Stored data:
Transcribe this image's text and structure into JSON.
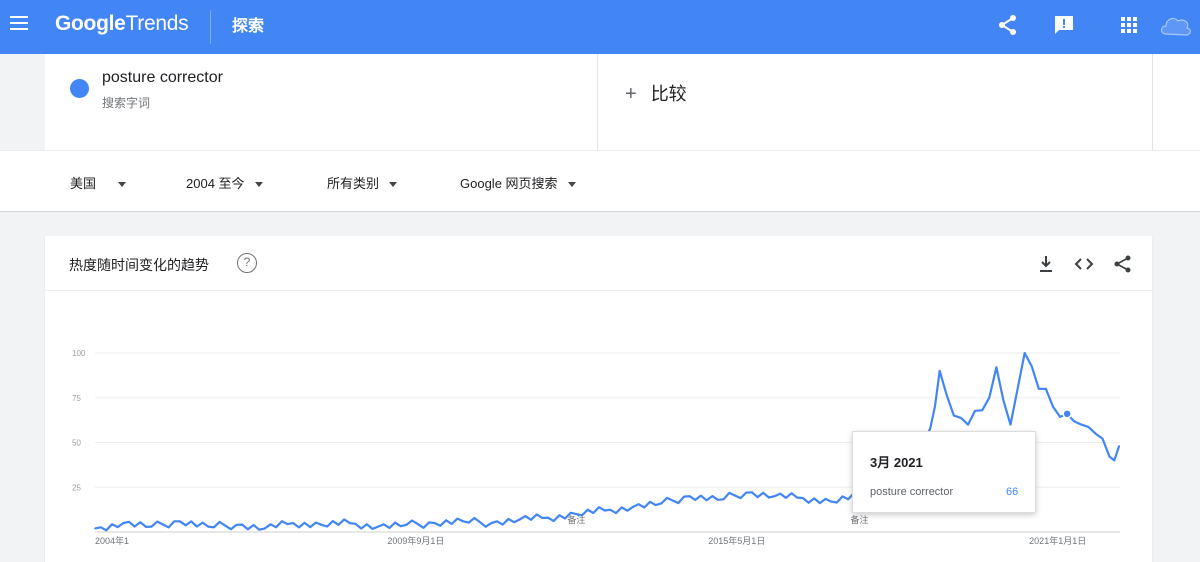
{
  "header": {
    "brand_bold": "Google",
    "brand_light": "Trends",
    "nav_explore": "探索",
    "icons": [
      "menu-icon",
      "share-icon",
      "feedback-icon",
      "apps-grid-icon",
      "account-avatar-icon"
    ],
    "accent_color": "#4285f4"
  },
  "search": {
    "term": "posture corrector",
    "term_sub": "搜索字词",
    "compare_label": "比较",
    "term_color": "#4285f4"
  },
  "filters": {
    "region": "美国",
    "period": "2004 至今",
    "category": "所有类别",
    "property": "Google 网页搜索"
  },
  "chart_card": {
    "title": "热度随时间变化的趋势",
    "help": "?",
    "icons": [
      "download-icon",
      "embed-code-icon",
      "share-icon"
    ]
  },
  "chart_data": {
    "type": "line",
    "series": [
      {
        "color": "#4285f4",
        "x": [
          "2004-01",
          "2004-07",
          "2005-01",
          "2005-07",
          "2006-01",
          "2006-07",
          "2007-01",
          "2007-07",
          "2008-01",
          "2008-07",
          "2009-01",
          "2009-07",
          "2010-01",
          "2010-07",
          "2011-01",
          "2011-07",
          "2012-01",
          "2012-07",
          "2013-01",
          "2013-07",
          "2014-01",
          "2014-07",
          "2015-01",
          "2015-07",
          "2016-01",
          "2016-07",
          "2017-01",
          "2017-07",
          "2018-01",
          "2018-07",
          "2018-10",
          "2018-12",
          "2019-03",
          "2019-06",
          "2019-09",
          "2019-12",
          "2020-03",
          "2020-06",
          "2020-09",
          "2020-12",
          "2021-03",
          "2021-06",
          "2021-09",
          "2021-12",
          "2022-02"
        ],
        "values": [
          2,
          5,
          3,
          6,
          3,
          4,
          2,
          5,
          4,
          5,
          3,
          4,
          5,
          6,
          5,
          7,
          8,
          10,
          12,
          14,
          16,
          20,
          18,
          22,
          20,
          19,
          17,
          20,
          24,
          30,
          58,
          90,
          65,
          60,
          68,
          92,
          60,
          100,
          80,
          70,
          66,
          60,
          55,
          42,
          48
        ]
      }
    ],
    "y_ticks": [
      "100",
      "75",
      "50",
      "25"
    ],
    "x_ticks": [
      "2004年1",
      "2009年9月1日",
      "2015年5月1日",
      "2021年1月1日"
    ],
    "annotations": [
      "备注",
      "备注"
    ],
    "ylim": [
      0,
      100
    ],
    "grid": true,
    "tooltip": {
      "date": "3月 2021",
      "term": "posture corrector",
      "value": "66"
    }
  }
}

WORK INSTRUCTIONS: Transcribe the entries above verbatim, omitting their pictures.

SOLUTION BELOW:
Transcribe this image's text and structure into JSON.
{
  "header": {
    "brand_bold": "Google",
    "brand_light": "Trends",
    "nav_explore": "探索",
    "icons": [
      "menu-icon",
      "share-icon",
      "feedback-icon",
      "apps-grid-icon",
      "account-avatar-icon"
    ],
    "accent_color": "#4285f4"
  },
  "search": {
    "term": "posture corrector",
    "term_sub": "搜索字词",
    "compare_label": "比较",
    "term_color": "#4285f4"
  },
  "filters": {
    "region": "美国",
    "period": "2004 至今",
    "category": "所有类别",
    "property": "Google 网页搜索"
  },
  "chart_card": {
    "title": "热度随时间变化的趋势",
    "help": "?",
    "icons": [
      "download-icon",
      "embed-code-icon",
      "share-icon"
    ]
  },
  "chart_data": {
    "type": "line",
    "series": [
      {
        "color": "#4285f4",
        "x": [
          "2004-01",
          "2004-07",
          "2005-01",
          "2005-07",
          "2006-01",
          "2006-07",
          "2007-01",
          "2007-07",
          "2008-01",
          "2008-07",
          "2009-01",
          "2009-07",
          "2010-01",
          "2010-07",
          "2011-01",
          "2011-07",
          "2012-01",
          "2012-07",
          "2013-01",
          "2013-07",
          "2014-01",
          "2014-07",
          "2015-01",
          "2015-07",
          "2016-01",
          "2016-07",
          "2017-01",
          "2017-07",
          "2018-01",
          "2018-07",
          "2018-10",
          "2018-12",
          "2019-03",
          "2019-06",
          "2019-09",
          "2019-12",
          "2020-03",
          "2020-06",
          "2020-09",
          "2020-12",
          "2021-03",
          "2021-06",
          "2021-09",
          "2021-12",
          "2022-02"
        ],
        "values": [
          2,
          5,
          3,
          6,
          3,
          4,
          2,
          5,
          4,
          5,
          3,
          4,
          5,
          6,
          5,
          7,
          8,
          10,
          12,
          14,
          16,
          20,
          18,
          22,
          20,
          19,
          17,
          20,
          24,
          30,
          58,
          90,
          65,
          60,
          68,
          92,
          60,
          100,
          80,
          70,
          66,
          60,
          55,
          42,
          48
        ]
      }
    ],
    "y_ticks": [
      "100",
      "75",
      "50",
      "25"
    ],
    "x_ticks": [
      "2004年1",
      "2009年9月1日",
      "2015年5月1日",
      "2021年1月1日"
    ],
    "annotations": [
      "备注",
      "备注"
    ],
    "ylim": [
      0,
      100
    ],
    "grid": true,
    "tooltip": {
      "date": "3月 2021",
      "term": "posture corrector",
      "value": "66"
    }
  }
}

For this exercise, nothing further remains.